» Task goal: Exact reproduction of the data is required, with images excluded.
### Listed records
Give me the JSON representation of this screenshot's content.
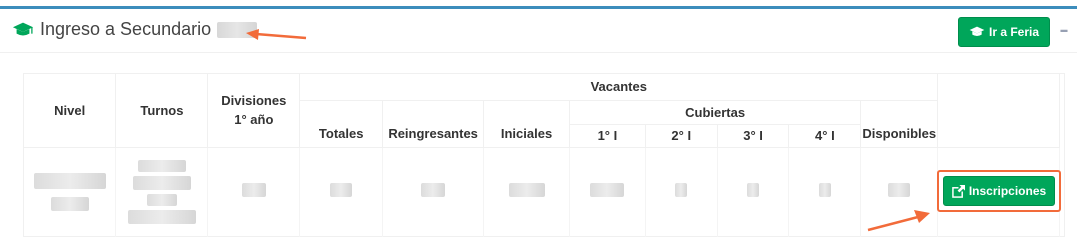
{
  "panel": {
    "title": "Ingreso a Secundario",
    "title_icon": "graduation-cap-icon",
    "feria_button_label": "Ir a Feria",
    "feria_button_icon": "graduation-cap-icon",
    "collapse_symbol": "–"
  },
  "table": {
    "headers": {
      "nivel": "Nivel",
      "turnos": "Turnos",
      "divisiones": "Divisiones",
      "divisiones_sub": "1° año",
      "vacantes": "Vacantes",
      "totales": "Totales",
      "reingresantes": "Reingresantes",
      "iniciales": "Iniciales",
      "cubiertas": "Cubiertas",
      "c1": "1° I",
      "c2": "2° I",
      "c3": "3° I",
      "c4": "4° I",
      "disponibles": "Disponibles"
    }
  },
  "actions": {
    "inscripciones_label": "Inscripciones",
    "inscripciones_icon": "external-link-icon"
  },
  "colors": {
    "accent_top": "#3c8dbc",
    "button_green": "#00a65a",
    "highlight_orange": "#f26b3a"
  }
}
######
» Finished task:
Give me the JSON representation of this screenshot's content.
{
  "panel": {
    "title": "Ingreso a Secundario",
    "title_icon": "graduation-cap-icon",
    "feria_button_label": "Ir a Feria",
    "feria_button_icon": "graduation-cap-icon",
    "collapse_symbol": "–"
  },
  "table": {
    "headers": {
      "nivel": "Nivel",
      "turnos": "Turnos",
      "divisiones": "Divisiones",
      "divisiones_sub": "1° año",
      "vacantes": "Vacantes",
      "totales": "Totales",
      "reingresantes": "Reingresantes",
      "iniciales": "Iniciales",
      "cubiertas": "Cubiertas",
      "c1": "1° I",
      "c2": "2° I",
      "c3": "3° I",
      "c4": "4° I",
      "disponibles": "Disponibles"
    }
  },
  "actions": {
    "inscripciones_label": "Inscripciones",
    "inscripciones_icon": "external-link-icon"
  },
  "colors": {
    "accent_top": "#3c8dbc",
    "button_green": "#00a65a",
    "highlight_orange": "#f26b3a"
  }
}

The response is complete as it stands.